JOB ▸ Will you transcribe all the entries word for word, skipping the pictures they hold?

GIVEN ENTRIES ▸
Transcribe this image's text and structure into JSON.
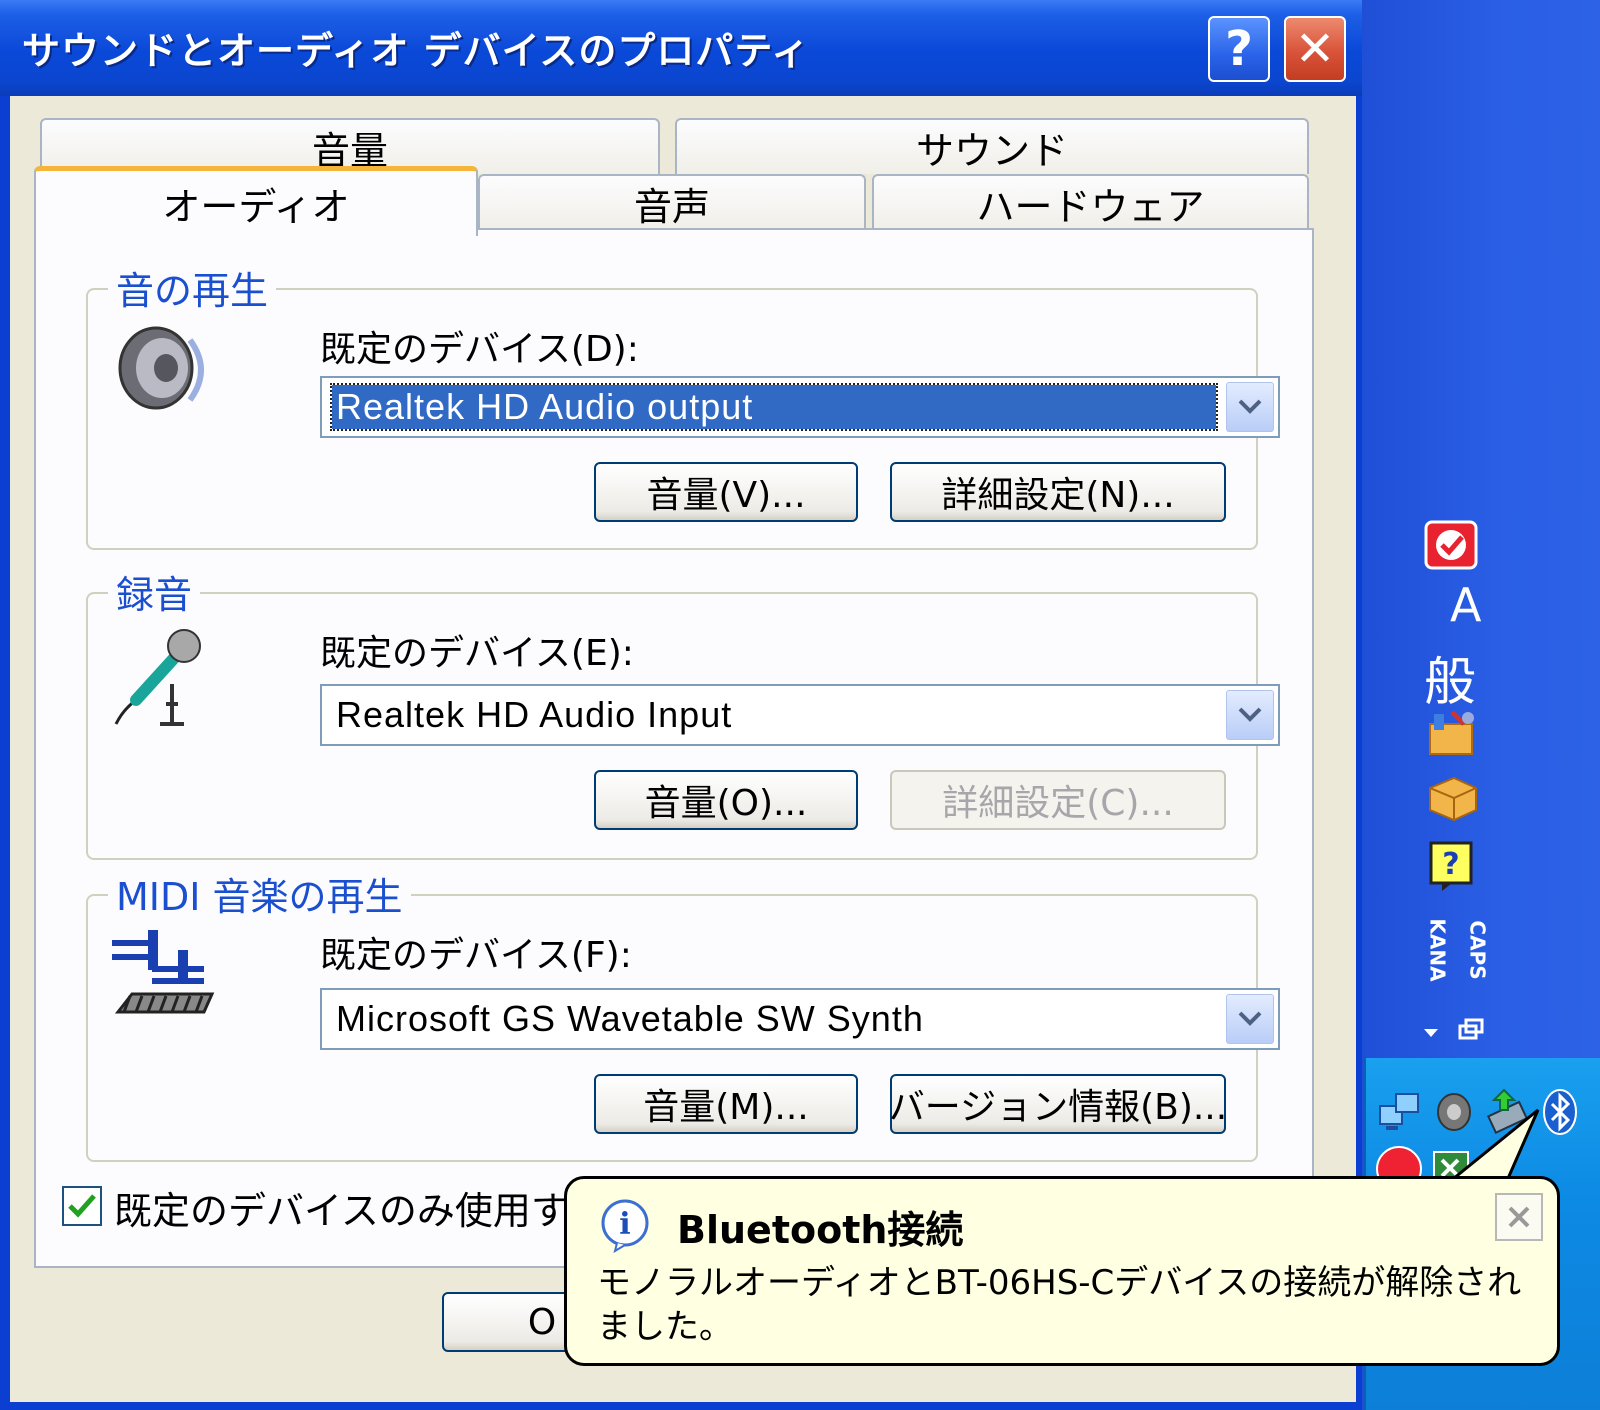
{
  "window": {
    "title": "サウンドとオーディオ デバイスのプロパティ",
    "help_button": "?",
    "close_button": "✕"
  },
  "tabs": {
    "row_back": [
      {
        "label": "音量"
      },
      {
        "label": "サウンド"
      }
    ],
    "row_front": [
      {
        "label": "オーディオ",
        "active": true
      },
      {
        "label": "音声"
      },
      {
        "label": "ハードウェア"
      }
    ]
  },
  "playback": {
    "title": "音の再生",
    "device_label": "既定のデバイス(D):",
    "device_value": "Realtek HD Audio output",
    "volume_button": "音量(V)...",
    "advanced_button": "詳細設定(N)..."
  },
  "recording": {
    "title": "録音",
    "device_label": "既定のデバイス(E):",
    "device_value": "Realtek HD Audio Input",
    "volume_button": "音量(O)...",
    "advanced_button": "詳細設定(C)..."
  },
  "midi": {
    "title": "MIDI 音楽の再生",
    "device_label": "既定のデバイス(F):",
    "device_value": "Microsoft GS Wavetable SW Synth",
    "volume_button": "音量(M)...",
    "about_button": "バージョン情報(B)..."
  },
  "use_default_only": {
    "label": "既定のデバイスのみ使用する",
    "checked": true
  },
  "ok_button": "O",
  "balloon": {
    "title": "Bluetooth接続",
    "message": "モノラルオーディオとBT-06HS-Cデバイスの接続が解除されました。"
  },
  "language_bar": {
    "input_mode": "A",
    "conversion_mode": "般",
    "kana_label": "KANA",
    "caps_label": "CAPS"
  },
  "colors": {
    "title_bar": "#0a48d8",
    "group_title": "#1a4fd0",
    "selection": "#316ac5",
    "active_tab_accent": "#f5b53b",
    "balloon_bg": "#ffffe1",
    "taskbar_tray": "#0d8ae4"
  }
}
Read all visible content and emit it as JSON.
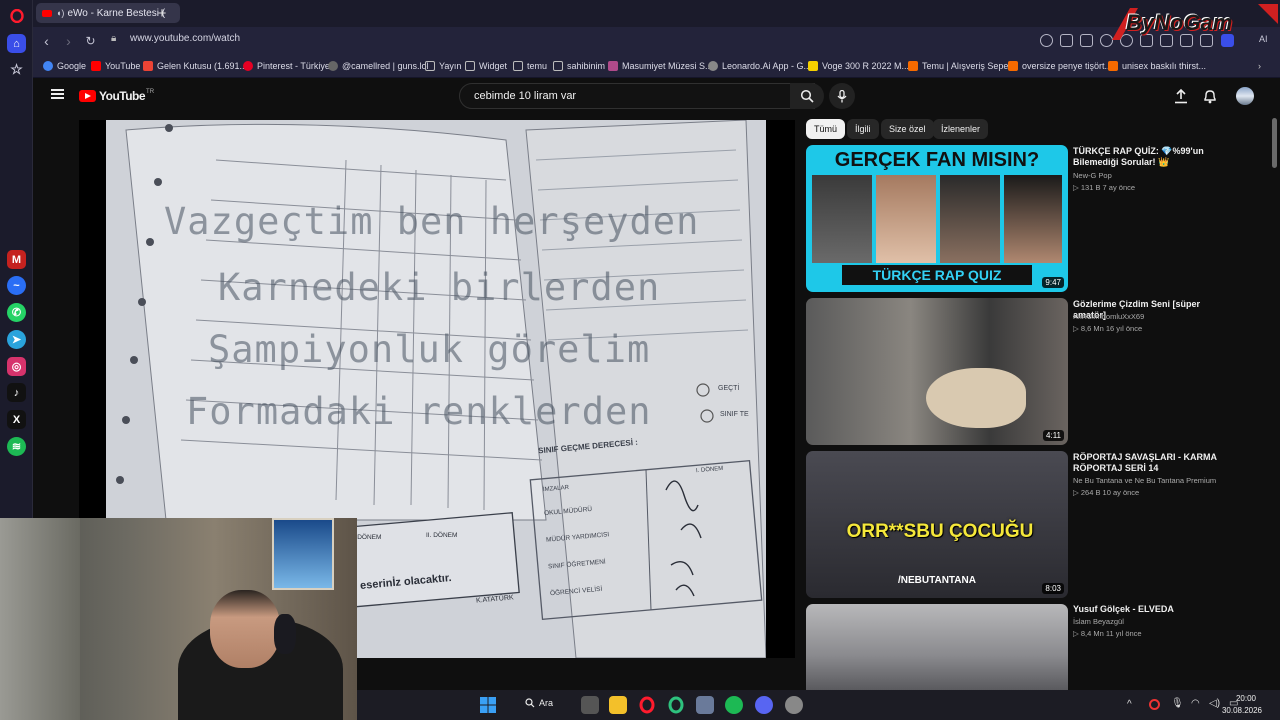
{
  "browser": {
    "tab_title": "eWo - Karne Bestesi (",
    "url": "www.youtube.com/watch",
    "bookmarks": [
      "Google",
      "YouTube",
      "Gelen Kutusu (1.691...",
      "Pinterest - Türkiye",
      "@camellred | guns.lol",
      "Yayın",
      "Widget",
      "temu",
      "sahibinim",
      "Masumiyet Müzesi S...",
      "Leonardo.Ai App - G...",
      "Voge 300 R 2022 M...",
      "Temu | Alışveriş Sepeti",
      "oversize penye tişört...",
      "unisex baskılı thirst..."
    ],
    "ai_label": "AI"
  },
  "youtube": {
    "logo_text": "YouTube",
    "logo_sup": "TR",
    "search_query": "cebimde 10 liram var",
    "chips": [
      "Tümü",
      "İlgili",
      "Size özel",
      "İzlenenler"
    ],
    "video": {
      "lyrics": [
        "Vazgeçtim ben herşeyden",
        "Karnedeki birlerden",
        "Şampiyonluk görelim",
        "Formadaki renklerden"
      ],
      "report_card_text": "eserinİz olacaktır.",
      "report_card_footer": "K.ATATÜRK",
      "section_heading": "SINIF GEÇME DERECESİ :",
      "option_1": "GEÇTİ",
      "option_2": "SINIF TE",
      "signatures": [
        "OKUL MÜDÜRÜ",
        "MÜDÜR YARDIMCISI",
        "SINIF ÖĞRETMENİ",
        "ÖĞRENCİ VELİSİ"
      ],
      "column_1": "I. DÖNEM",
      "column_2": "II. DÖNEM",
      "column_3": "II. DÖNEM",
      "imzalar": "İMZALAR"
    },
    "recommendations": [
      {
        "thumb_text_top": "GERÇEK FAN MISIN?",
        "thumb_text_bottom": "TÜRKÇE RAP QUIZ",
        "duration": "9:47",
        "title": "TÜRKÇE RAP QUİZ: 💎%99'un Bilemediği Sorular! 👑",
        "channel": "New-G Pop",
        "meta": "▷ 131 B   7 ay önce"
      },
      {
        "duration": "4:11",
        "title": "Gözlerime Çizdim Seni [süper amatör]",
        "channel": "XxXCiimbomluXxX69",
        "meta": "▷ 8,6 Mn   16 yıl önce"
      },
      {
        "thumb_text": "ORR**SBU ÇOCUĞU",
        "thumb_sub": "/NEBUTANTANA",
        "duration": "8:03",
        "title": "RÖPORTAJ SAVAŞLARI - KARMA RÖPORTAJ SERİ 14",
        "channel": "Ne Bu Tantana ve Ne Bu Tantana Premium",
        "meta": "▷ 264 B   10 ay önce"
      },
      {
        "title": "Yusuf Gölçek - ELVEDA",
        "channel": "İslam Beyazgül",
        "meta": "▷ 8,4 Mn   11 yıl önce"
      }
    ]
  },
  "taskbar": {
    "search_label": "Ara",
    "time": "20:00",
    "date": "30.08.2026"
  },
  "watermark": "ByNoGam"
}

OUTPUT OF THE TASK ▸
Transcribe this image's text and structure into JSON.
{
  "window": {
    "title": "サウンドとオーディオ デバイスのプロパティ",
    "help_button": "?",
    "close_button": "✕"
  },
  "tabs": {
    "row_back": [
      {
        "label": "音量"
      },
      {
        "label": "サウンド"
      }
    ],
    "row_front": [
      {
        "label": "オーディオ",
        "active": true
      },
      {
        "label": "音声"
      },
      {
        "label": "ハードウェア"
      }
    ]
  },
  "playback": {
    "title": "音の再生",
    "device_label": "既定のデバイス(D):",
    "device_value": "Realtek HD Audio output",
    "volume_button": "音量(V)...",
    "advanced_button": "詳細設定(N)..."
  },
  "recording": {
    "title": "録音",
    "device_label": "既定のデバイス(E):",
    "device_value": "Realtek HD Audio Input",
    "volume_button": "音量(O)...",
    "advanced_button": "詳細設定(C)..."
  },
  "midi": {
    "title": "MIDI 音楽の再生",
    "device_label": "既定のデバイス(F):",
    "device_value": "Microsoft GS Wavetable SW Synth",
    "volume_button": "音量(M)...",
    "about_button": "バージョン情報(B)..."
  },
  "use_default_only": {
    "label": "既定のデバイスのみ使用する",
    "checked": true
  },
  "ok_button": "O",
  "balloon": {
    "title": "Bluetooth接続",
    "message": "モノラルオーディオとBT-06HS-Cデバイスの接続が解除されました。"
  },
  "language_bar": {
    "input_mode": "A",
    "conversion_mode": "般",
    "kana_label": "KANA",
    "caps_label": "CAPS"
  },
  "colors": {
    "title_bar": "#0a48d8",
    "group_title": "#1a4fd0",
    "selection": "#316ac5",
    "active_tab_accent": "#f5b53b",
    "balloon_bg": "#ffffe1",
    "taskbar_tray": "#0d8ae4"
  }
}
Read all visible content and emit it as JSON.
{
  "browser": {
    "tab_title": "eWo - Karne Bestesi (",
    "url": "www.youtube.com/watch",
    "bookmarks": [
      "Google",
      "YouTube",
      "Gelen Kutusu (1.691...",
      "Pinterest - Türkiye",
      "@camellred | guns.lol",
      "Yayın",
      "Widget",
      "temu",
      "sahibinim",
      "Masumiyet Müzesi S...",
      "Leonardo.Ai App - G...",
      "Voge 300 R 2022 M...",
      "Temu | Alışveriş Sepeti",
      "oversize penye tişört...",
      "unisex baskılı thirst..."
    ],
    "ai_label": "AI"
  },
  "youtube": {
    "logo_text": "YouTube",
    "logo_sup": "TR",
    "search_query": "cebimde 10 liram var",
    "chips": [
      "Tümü",
      "İlgili",
      "Size özel",
      "İzlenenler"
    ],
    "video": {
      "lyrics": [
        "Vazgeçtim ben herşeyden",
        "Karnedeki birlerden",
        "Şampiyonluk görelim",
        "Formadaki renklerden"
      ],
      "report_card_text": "eserinİz olacaktır.",
      "report_card_footer": "K.ATATÜRK",
      "section_heading": "SINIF GEÇME DERECESİ :",
      "option_1": "GEÇTİ",
      "option_2": "SINIF TE",
      "signatures": [
        "OKUL MÜDÜRÜ",
        "MÜDÜR YARDIMCISI",
        "SINIF ÖĞRETMENİ",
        "ÖĞRENCİ VELİSİ"
      ],
      "column_1": "I. DÖNEM",
      "column_2": "II. DÖNEM",
      "column_3": "II. DÖNEM",
      "imzalar": "İMZALAR"
    },
    "recommendations": [
      {
        "thumb_text_top": "GERÇEK FAN MISIN?",
        "thumb_text_bottom": "TÜRKÇE RAP QUIZ",
        "duration": "9:47",
        "title": "TÜRKÇE RAP QUİZ: 💎%99'un Bilemediği Sorular! 👑",
        "channel": "New-G Pop",
        "meta": "▷ 131 B   7 ay önce"
      },
      {
        "duration": "4:11",
        "title": "Gözlerime Çizdim Seni [süper amatör]",
        "channel": "XxXCiimbomluXxX69",
        "meta": "▷ 8,6 Mn   16 yıl önce"
      },
      {
        "thumb_text": "ORR**SBU ÇOCUĞU",
        "thumb_sub": "/NEBUTANTANA",
        "duration": "8:03",
        "title": "RÖPORTAJ SAVAŞLARI - KARMA RÖPORTAJ SERİ 14",
        "channel": "Ne Bu Tantana ve Ne Bu Tantana Premium",
        "meta": "▷ 264 B   10 ay önce"
      },
      {
        "title": "Yusuf Gölçek - ELVEDA",
        "channel": "İslam Beyazgül",
        "meta": "▷ 8,4 Mn   11 yıl önce"
      }
    ]
  },
  "taskbar": {
    "search_label": "Ara",
    "time": "20:00",
    "date": "30.08.2026"
  },
  "watermark": "ByNoGam"
}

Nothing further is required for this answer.